**Job:**
Return each line holding the string "BTCUSDT".

**Input data:**
________

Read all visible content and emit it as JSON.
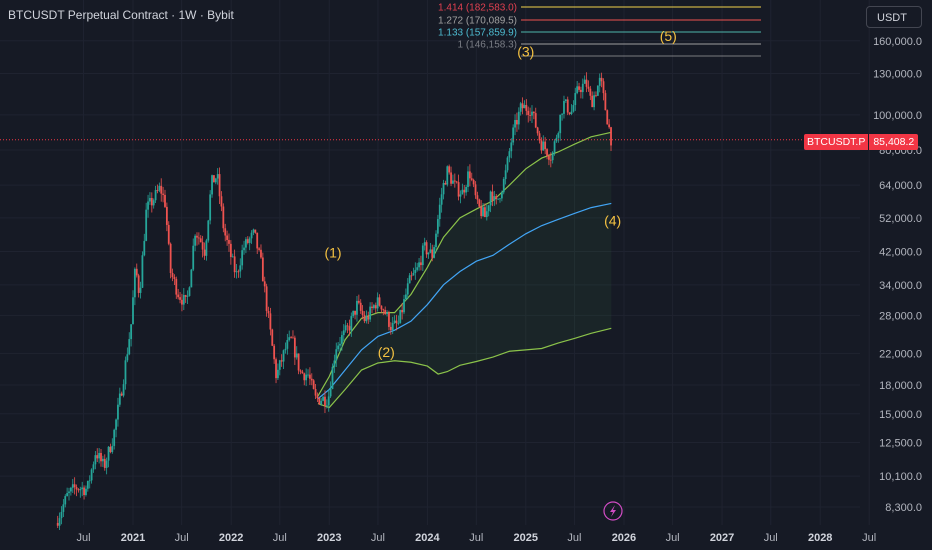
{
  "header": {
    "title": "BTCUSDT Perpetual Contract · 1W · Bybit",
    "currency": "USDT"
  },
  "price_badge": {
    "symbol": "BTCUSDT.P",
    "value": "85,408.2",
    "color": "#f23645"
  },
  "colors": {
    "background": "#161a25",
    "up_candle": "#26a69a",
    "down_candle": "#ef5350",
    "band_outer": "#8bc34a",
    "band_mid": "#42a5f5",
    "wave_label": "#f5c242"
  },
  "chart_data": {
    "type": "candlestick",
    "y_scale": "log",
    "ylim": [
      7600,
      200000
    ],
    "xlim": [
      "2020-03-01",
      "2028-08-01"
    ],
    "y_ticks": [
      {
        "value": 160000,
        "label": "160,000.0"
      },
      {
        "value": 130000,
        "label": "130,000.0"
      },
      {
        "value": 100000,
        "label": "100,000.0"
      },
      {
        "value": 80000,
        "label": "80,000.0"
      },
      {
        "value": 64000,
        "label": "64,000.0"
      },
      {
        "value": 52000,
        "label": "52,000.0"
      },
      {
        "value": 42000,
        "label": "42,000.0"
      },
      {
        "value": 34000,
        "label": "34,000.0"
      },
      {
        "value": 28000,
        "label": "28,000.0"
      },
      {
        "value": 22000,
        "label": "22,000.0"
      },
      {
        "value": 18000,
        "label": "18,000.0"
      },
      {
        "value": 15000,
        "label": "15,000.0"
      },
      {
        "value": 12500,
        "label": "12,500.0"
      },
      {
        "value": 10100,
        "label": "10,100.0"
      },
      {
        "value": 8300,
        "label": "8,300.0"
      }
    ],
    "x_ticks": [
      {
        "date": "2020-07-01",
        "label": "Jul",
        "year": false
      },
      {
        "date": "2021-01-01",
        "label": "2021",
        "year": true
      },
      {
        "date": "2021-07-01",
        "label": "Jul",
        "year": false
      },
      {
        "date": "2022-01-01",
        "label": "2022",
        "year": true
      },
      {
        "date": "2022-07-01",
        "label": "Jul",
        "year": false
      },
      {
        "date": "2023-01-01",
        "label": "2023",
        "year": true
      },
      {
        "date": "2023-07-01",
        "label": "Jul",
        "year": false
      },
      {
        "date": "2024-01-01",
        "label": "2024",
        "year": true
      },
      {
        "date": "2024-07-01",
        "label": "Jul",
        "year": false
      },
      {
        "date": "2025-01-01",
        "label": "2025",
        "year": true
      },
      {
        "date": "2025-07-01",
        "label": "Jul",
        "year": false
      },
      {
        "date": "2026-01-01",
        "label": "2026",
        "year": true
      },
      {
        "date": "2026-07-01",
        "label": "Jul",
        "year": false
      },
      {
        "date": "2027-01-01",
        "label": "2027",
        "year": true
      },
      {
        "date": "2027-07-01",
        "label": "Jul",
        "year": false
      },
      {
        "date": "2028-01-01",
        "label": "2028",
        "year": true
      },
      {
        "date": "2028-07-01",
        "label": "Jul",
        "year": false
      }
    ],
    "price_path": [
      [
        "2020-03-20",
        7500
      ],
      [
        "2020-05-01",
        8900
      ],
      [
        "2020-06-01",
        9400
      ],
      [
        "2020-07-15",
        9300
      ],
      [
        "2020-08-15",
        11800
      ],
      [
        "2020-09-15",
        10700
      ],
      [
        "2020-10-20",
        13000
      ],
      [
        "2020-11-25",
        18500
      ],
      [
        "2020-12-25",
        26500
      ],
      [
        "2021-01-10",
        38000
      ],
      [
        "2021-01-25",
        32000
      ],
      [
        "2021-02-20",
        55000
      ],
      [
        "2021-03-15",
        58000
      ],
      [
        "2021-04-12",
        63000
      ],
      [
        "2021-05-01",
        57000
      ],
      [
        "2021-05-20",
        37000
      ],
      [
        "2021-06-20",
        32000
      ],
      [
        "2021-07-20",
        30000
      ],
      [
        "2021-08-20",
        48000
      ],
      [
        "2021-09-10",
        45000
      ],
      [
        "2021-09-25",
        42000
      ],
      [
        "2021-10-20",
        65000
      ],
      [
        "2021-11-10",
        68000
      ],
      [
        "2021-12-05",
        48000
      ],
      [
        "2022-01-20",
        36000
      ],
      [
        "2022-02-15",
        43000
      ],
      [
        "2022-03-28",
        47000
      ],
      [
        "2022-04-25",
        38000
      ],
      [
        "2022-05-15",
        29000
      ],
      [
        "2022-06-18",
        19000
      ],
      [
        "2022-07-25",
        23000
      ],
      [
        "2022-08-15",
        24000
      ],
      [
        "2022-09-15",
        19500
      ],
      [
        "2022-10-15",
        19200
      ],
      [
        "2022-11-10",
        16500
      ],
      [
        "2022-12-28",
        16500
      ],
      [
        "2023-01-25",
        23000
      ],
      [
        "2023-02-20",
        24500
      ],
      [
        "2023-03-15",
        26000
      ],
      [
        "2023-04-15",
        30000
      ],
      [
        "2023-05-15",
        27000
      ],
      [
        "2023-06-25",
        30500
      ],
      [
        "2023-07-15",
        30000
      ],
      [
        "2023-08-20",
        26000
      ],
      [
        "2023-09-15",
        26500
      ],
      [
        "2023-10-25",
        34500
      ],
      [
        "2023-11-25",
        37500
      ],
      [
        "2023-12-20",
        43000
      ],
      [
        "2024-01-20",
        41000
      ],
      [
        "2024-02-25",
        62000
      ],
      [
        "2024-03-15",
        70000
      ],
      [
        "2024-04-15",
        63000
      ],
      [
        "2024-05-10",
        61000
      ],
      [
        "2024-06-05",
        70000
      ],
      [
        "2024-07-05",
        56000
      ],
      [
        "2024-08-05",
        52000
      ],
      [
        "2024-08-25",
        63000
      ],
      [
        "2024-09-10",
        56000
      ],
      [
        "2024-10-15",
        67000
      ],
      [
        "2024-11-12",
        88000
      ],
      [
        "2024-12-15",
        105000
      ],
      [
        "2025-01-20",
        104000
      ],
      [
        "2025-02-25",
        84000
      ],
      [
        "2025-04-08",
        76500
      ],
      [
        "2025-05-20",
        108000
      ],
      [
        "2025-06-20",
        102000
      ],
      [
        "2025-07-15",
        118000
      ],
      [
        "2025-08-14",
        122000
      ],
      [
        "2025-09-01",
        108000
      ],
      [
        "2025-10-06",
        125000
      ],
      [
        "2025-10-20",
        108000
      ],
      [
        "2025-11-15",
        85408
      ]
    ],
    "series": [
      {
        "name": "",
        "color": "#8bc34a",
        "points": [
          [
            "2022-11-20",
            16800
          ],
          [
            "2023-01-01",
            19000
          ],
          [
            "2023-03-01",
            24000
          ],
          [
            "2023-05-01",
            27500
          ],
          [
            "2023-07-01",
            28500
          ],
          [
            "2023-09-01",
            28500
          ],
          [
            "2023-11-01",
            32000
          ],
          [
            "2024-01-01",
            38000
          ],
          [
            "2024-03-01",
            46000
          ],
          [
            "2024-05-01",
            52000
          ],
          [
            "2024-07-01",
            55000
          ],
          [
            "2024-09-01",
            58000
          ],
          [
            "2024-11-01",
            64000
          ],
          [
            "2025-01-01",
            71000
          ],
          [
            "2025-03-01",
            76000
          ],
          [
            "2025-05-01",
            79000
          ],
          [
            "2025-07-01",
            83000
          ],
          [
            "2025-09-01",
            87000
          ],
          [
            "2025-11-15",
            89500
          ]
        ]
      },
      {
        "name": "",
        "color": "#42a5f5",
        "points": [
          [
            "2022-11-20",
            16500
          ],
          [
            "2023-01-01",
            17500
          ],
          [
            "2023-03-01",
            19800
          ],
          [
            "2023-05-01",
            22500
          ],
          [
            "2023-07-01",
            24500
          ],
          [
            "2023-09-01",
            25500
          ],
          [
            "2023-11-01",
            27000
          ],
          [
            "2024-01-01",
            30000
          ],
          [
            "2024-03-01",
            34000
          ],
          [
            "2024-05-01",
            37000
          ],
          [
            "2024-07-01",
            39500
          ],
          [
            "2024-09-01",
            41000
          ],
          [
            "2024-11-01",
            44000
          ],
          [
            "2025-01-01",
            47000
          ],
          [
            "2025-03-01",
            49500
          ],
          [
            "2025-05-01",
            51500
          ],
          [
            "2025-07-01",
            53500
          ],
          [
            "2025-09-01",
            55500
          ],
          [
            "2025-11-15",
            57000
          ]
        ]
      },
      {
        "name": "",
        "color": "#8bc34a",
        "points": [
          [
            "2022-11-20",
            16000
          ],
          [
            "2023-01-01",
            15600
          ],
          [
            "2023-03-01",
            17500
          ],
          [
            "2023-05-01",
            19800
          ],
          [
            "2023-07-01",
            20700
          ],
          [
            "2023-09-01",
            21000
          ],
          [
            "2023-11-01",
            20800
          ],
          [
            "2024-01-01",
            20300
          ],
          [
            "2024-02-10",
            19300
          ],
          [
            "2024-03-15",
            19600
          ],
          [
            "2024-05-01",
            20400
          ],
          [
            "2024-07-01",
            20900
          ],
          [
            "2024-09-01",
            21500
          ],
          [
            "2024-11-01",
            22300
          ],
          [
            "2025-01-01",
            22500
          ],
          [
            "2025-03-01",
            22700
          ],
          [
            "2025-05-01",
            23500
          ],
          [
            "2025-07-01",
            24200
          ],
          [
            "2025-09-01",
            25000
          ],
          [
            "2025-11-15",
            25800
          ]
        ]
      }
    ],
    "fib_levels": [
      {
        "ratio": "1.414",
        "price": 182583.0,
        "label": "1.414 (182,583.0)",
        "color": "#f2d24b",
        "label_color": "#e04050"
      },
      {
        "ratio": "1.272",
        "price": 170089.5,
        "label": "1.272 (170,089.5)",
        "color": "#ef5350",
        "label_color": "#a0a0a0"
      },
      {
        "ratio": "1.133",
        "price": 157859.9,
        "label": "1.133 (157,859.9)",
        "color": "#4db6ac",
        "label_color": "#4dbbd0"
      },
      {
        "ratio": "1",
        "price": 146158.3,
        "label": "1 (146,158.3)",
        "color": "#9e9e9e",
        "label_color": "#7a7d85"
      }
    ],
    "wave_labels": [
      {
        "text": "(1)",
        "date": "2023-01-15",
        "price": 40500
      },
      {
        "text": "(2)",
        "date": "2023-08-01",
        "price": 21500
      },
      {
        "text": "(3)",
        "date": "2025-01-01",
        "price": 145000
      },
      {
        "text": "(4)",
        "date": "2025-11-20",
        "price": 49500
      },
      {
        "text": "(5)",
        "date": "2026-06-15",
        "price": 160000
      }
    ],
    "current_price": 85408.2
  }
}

________

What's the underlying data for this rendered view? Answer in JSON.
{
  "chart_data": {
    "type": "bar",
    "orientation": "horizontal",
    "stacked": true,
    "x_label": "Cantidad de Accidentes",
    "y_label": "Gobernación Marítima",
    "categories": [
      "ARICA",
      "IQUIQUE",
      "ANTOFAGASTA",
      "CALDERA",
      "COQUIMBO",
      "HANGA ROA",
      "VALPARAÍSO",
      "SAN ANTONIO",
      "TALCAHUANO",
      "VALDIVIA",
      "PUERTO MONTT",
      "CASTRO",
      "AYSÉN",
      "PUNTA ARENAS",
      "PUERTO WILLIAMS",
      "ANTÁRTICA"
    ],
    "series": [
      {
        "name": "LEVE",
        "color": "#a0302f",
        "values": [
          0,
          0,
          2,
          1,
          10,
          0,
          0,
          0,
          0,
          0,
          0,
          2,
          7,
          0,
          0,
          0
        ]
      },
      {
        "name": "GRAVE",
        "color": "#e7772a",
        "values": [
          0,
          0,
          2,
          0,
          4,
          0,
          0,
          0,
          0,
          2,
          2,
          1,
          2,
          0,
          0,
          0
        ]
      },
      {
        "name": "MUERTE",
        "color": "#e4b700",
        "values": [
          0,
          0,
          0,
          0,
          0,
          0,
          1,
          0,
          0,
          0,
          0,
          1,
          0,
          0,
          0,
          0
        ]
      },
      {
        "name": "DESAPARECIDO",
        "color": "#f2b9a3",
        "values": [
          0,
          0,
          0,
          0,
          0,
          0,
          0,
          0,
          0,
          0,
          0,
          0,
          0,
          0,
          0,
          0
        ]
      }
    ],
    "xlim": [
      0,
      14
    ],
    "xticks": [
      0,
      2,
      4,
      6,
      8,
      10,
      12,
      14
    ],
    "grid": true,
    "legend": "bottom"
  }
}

________

**Complete output:**
    "title": "BTCUSDT Perpetual Contract · 1W · Bybit",
    "symbol": "BTCUSDT.P",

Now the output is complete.